**What is expected**.
Could you transcribe every record below exactly as written, leaving out any pictures?

[start of Record extracts]

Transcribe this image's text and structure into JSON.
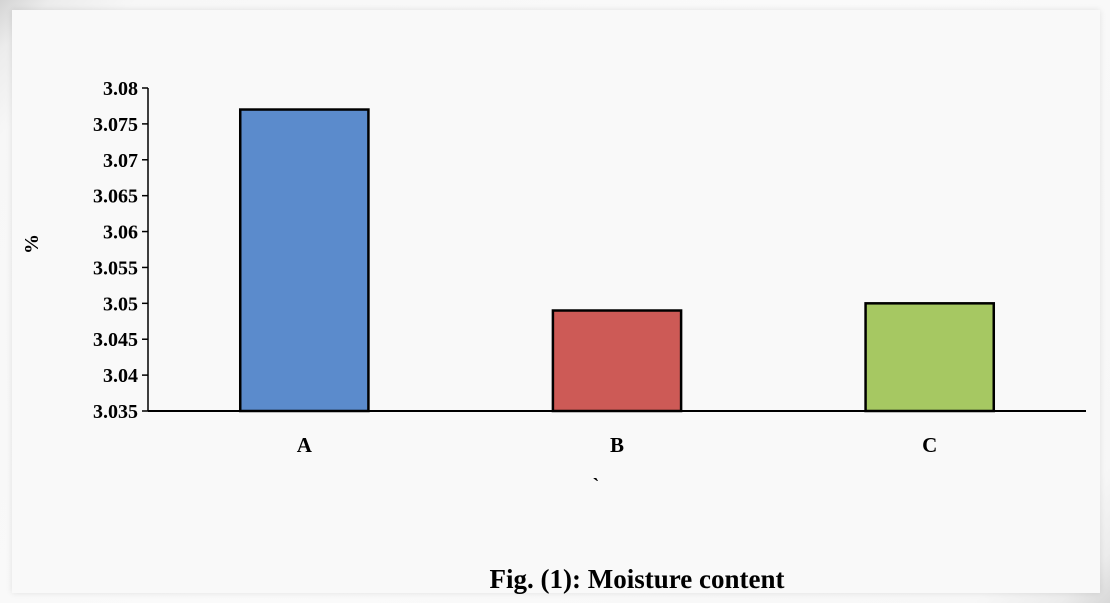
{
  "chart_data": {
    "type": "bar",
    "categories": [
      "A",
      "B",
      "C"
    ],
    "values": [
      3.077,
      3.049,
      3.05
    ],
    "ylabel": "%",
    "xlabel": "`",
    "ylim": [
      3.035,
      3.08
    ],
    "ytick_step": 0.005,
    "ytick_labels": [
      "3.035",
      "3.04",
      "3.045",
      "3.05",
      "3.055",
      "3.06",
      "3.065",
      "3.07",
      "3.075",
      "3.08"
    ],
    "grid": false,
    "legend": "none",
    "colors": [
      "#5b8bcc",
      "#cd5a56",
      "#a6c862"
    ]
  },
  "caption": "Fig. (1): Moisture content"
}
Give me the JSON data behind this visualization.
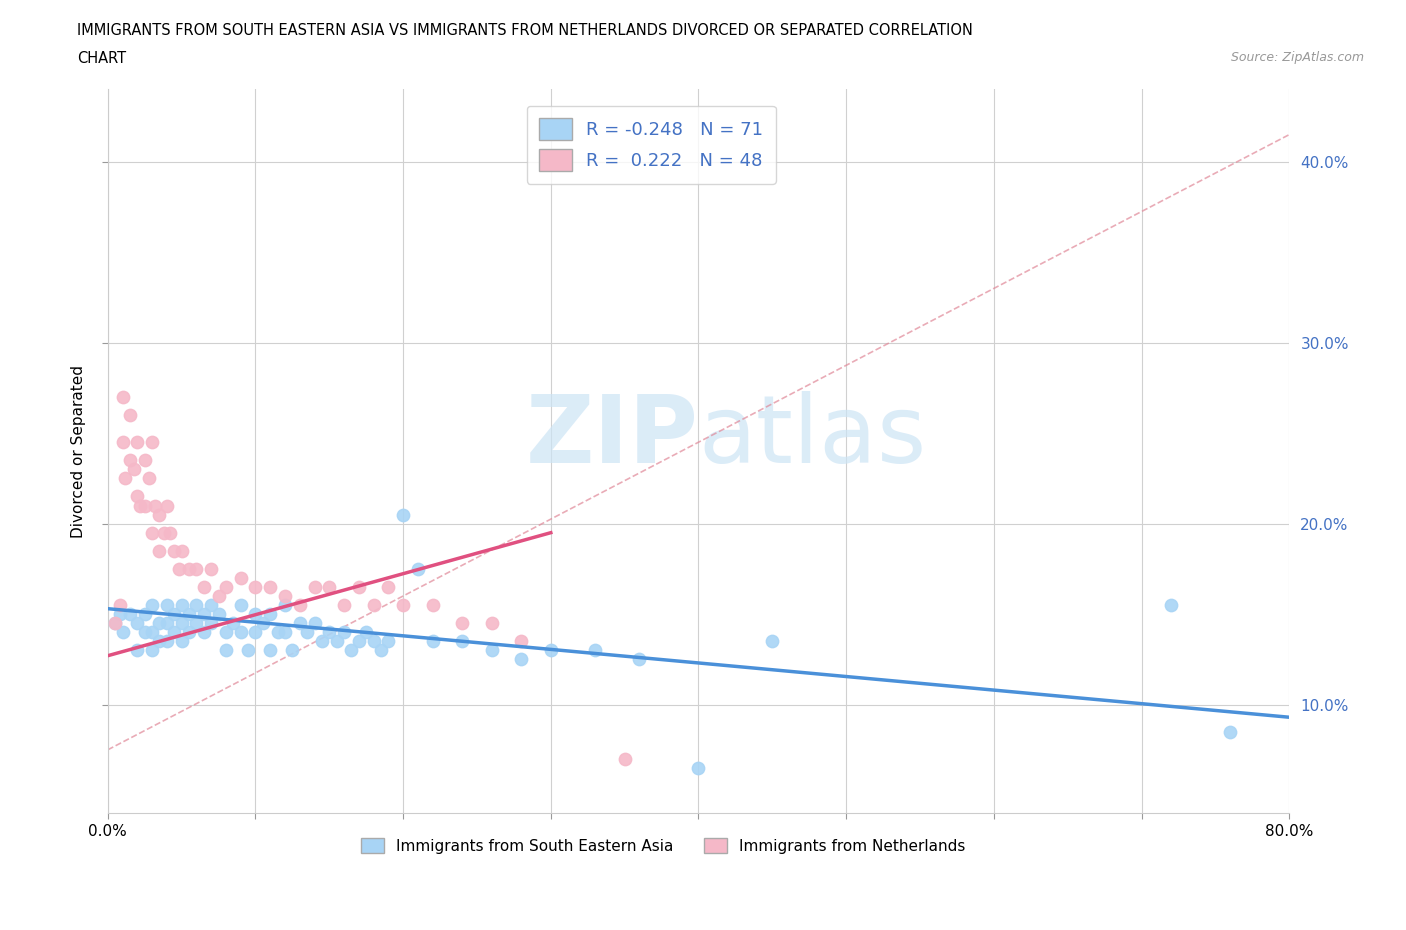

[end of Record extracts]

**Written answer**.
Transcribe this image's text and structure into JSON.
{
  "chart_data": {
    "type": "bar",
    "categories": [
      "A",
      "B",
      "C"
    ],
    "values": [
      3.077,
      3.049,
      3.05
    ],
    "ylabel": "%",
    "xlabel": "`",
    "ylim": [
      3.035,
      3.08
    ],
    "ytick_step": 0.005,
    "ytick_labels": [
      "3.035",
      "3.04",
      "3.045",
      "3.05",
      "3.055",
      "3.06",
      "3.065",
      "3.07",
      "3.075",
      "3.08"
    ],
    "grid": false,
    "legend": "none",
    "colors": [
      "#5b8bcc",
      "#cd5a56",
      "#a6c862"
    ]
  },
  "caption": "Fig. (1): Moisture content"
}
Give me the JSON data behind this visualization.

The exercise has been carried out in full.